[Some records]
* BEGIN *
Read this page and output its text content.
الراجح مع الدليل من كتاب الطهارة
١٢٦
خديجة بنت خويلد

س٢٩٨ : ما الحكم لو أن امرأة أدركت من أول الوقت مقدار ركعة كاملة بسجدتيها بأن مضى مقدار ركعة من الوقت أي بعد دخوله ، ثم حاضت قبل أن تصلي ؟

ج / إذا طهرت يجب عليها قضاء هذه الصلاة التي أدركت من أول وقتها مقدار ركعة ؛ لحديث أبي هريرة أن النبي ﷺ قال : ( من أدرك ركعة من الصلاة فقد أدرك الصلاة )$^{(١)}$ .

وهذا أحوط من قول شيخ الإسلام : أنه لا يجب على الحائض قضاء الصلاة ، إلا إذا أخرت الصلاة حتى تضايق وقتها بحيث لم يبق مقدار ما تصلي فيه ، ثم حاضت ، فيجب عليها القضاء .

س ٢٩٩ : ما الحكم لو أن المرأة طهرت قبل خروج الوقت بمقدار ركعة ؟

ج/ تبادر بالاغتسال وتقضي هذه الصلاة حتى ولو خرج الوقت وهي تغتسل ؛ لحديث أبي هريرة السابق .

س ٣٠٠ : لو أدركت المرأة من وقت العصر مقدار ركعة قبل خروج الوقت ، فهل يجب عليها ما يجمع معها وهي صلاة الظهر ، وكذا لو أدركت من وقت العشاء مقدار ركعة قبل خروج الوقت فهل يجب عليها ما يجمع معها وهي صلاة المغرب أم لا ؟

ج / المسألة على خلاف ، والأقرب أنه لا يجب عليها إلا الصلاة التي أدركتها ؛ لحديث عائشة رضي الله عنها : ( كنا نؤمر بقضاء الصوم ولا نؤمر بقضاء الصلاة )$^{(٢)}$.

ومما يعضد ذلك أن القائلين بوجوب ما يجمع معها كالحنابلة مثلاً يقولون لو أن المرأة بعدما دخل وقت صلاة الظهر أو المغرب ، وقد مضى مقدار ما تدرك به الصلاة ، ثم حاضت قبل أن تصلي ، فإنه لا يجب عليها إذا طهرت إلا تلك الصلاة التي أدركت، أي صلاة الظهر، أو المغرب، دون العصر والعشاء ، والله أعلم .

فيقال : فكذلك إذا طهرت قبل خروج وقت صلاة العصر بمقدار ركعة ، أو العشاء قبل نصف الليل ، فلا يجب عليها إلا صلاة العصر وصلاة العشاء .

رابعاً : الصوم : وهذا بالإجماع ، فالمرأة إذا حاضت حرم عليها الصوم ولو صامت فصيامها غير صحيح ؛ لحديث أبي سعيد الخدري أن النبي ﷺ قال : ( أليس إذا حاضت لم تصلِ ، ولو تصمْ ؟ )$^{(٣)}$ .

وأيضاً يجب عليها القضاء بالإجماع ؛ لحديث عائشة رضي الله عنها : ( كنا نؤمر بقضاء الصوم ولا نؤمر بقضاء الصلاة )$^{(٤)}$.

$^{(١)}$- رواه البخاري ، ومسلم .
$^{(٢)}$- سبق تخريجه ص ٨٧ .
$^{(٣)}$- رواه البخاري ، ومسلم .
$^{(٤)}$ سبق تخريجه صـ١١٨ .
* END *
== Aim ==
Output all records verbatim.

== Answer below ==
Read this page and output its text content.
الراجح مع الدليل من كتاب الطهارة
١٢٦
خديجة بنت خويلد

س٢٩٨ : ما الحكم لو أن امرأة أدركت من أول الوقت مقدار ركعة كاملة بسجدتيها بأن مضى مقدار ركعة من الوقت أي بعد دخوله ، ثم حاضت قبل أن تصلي ؟

ج / إذا طهرت يجب عليها قضاء هذه الصلاة التي أدركت من أول وقتها مقدار ركعة ؛ لحديث أبي هريرة أن النبي ﷺ قال : ( من أدرك ركعة من الصلاة فقد أدرك الصلاة )$^{(١)}$ .

وهذا أحوط من قول شيخ الإسلام : أنه لا يجب على الحائض قضاء الصلاة ، إلا إذا أخرت الصلاة حتى تضايق وقتها بحيث لم يبق مقدار ما تصلي فيه ، ثم حاضت ، فيجب عليها القضاء .

س ٢٩٩ : ما الحكم لو أن المرأة طهرت قبل خروج الوقت بمقدار ركعة ؟

ج/ تبادر بالاغتسال وتقضي هذه الصلاة حتى ولو خرج الوقت وهي تغتسل ؛ لحديث أبي هريرة السابق .

س ٣٠٠ : لو أدركت المرأة من وقت العصر مقدار ركعة قبل خروج الوقت ، فهل يجب عليها ما يجمع معها وهي صلاة الظهر ، وكذا لو أدركت من وقت العشاء مقدار ركعة قبل خروج الوقت فهل يجب عليها ما يجمع معها وهي صلاة المغرب أم لا ؟

ج / المسألة على خلاف ، والأقرب أنه لا يجب عليها إلا الصلاة التي أدركتها ؛ لحديث عائشة رضي الله عنها : ( كنا نؤمر بقضاء الصوم ولا نؤمر بقضاء الصلاة )$^{(٢)}$.

ومما يعضد ذلك أن القائلين بوجوب ما يجمع معها كالحنابلة مثلاً يقولون لو أن المرأة بعدما دخل وقت صلاة الظهر أو المغرب ، وقد مضى مقدار ما تدرك به الصلاة ، ثم حاضت قبل أن تصلي ، فإنه لا يجب عليها إذا طهرت إلا تلك الصلاة التي أدركت، أي صلاة الظهر، أو المغرب، دون العصر والعشاء ، والله أعلم .

فيقال : فكذلك إذا طهرت قبل خروج وقت صلاة العصر بمقدار ركعة ، أو العشاء قبل نصف الليل ، فلا يجب عليها إلا صلاة العصر وصلاة العشاء .

رابعاً : الصوم : وهذا بالإجماع ، فالمرأة إذا حاضت حرم عليها الصوم ولو صامت فصيامها غير صحيح ؛ لحديث أبي سعيد الخدري أن النبي ﷺ قال : ( أليس إذا حاضت لم تصلِ ، ولو تصمْ ؟ )$^{(٣)}$ .

وأيضاً يجب عليها القضاء بالإجماع ؛ لحديث عائشة رضي الله عنها : ( كنا نؤمر بقضاء الصوم ولا نؤمر بقضاء الصلاة )$^{(٤)}$.

$^{(١)}$- رواه البخاري ، ومسلم .
$^{(٢)}$- سبق تخريجه ص ٨٧ .
$^{(٣)}$- رواه البخاري ، ومسلم .
$^{(٤)}$ سبق تخريجه صـ١١٨ .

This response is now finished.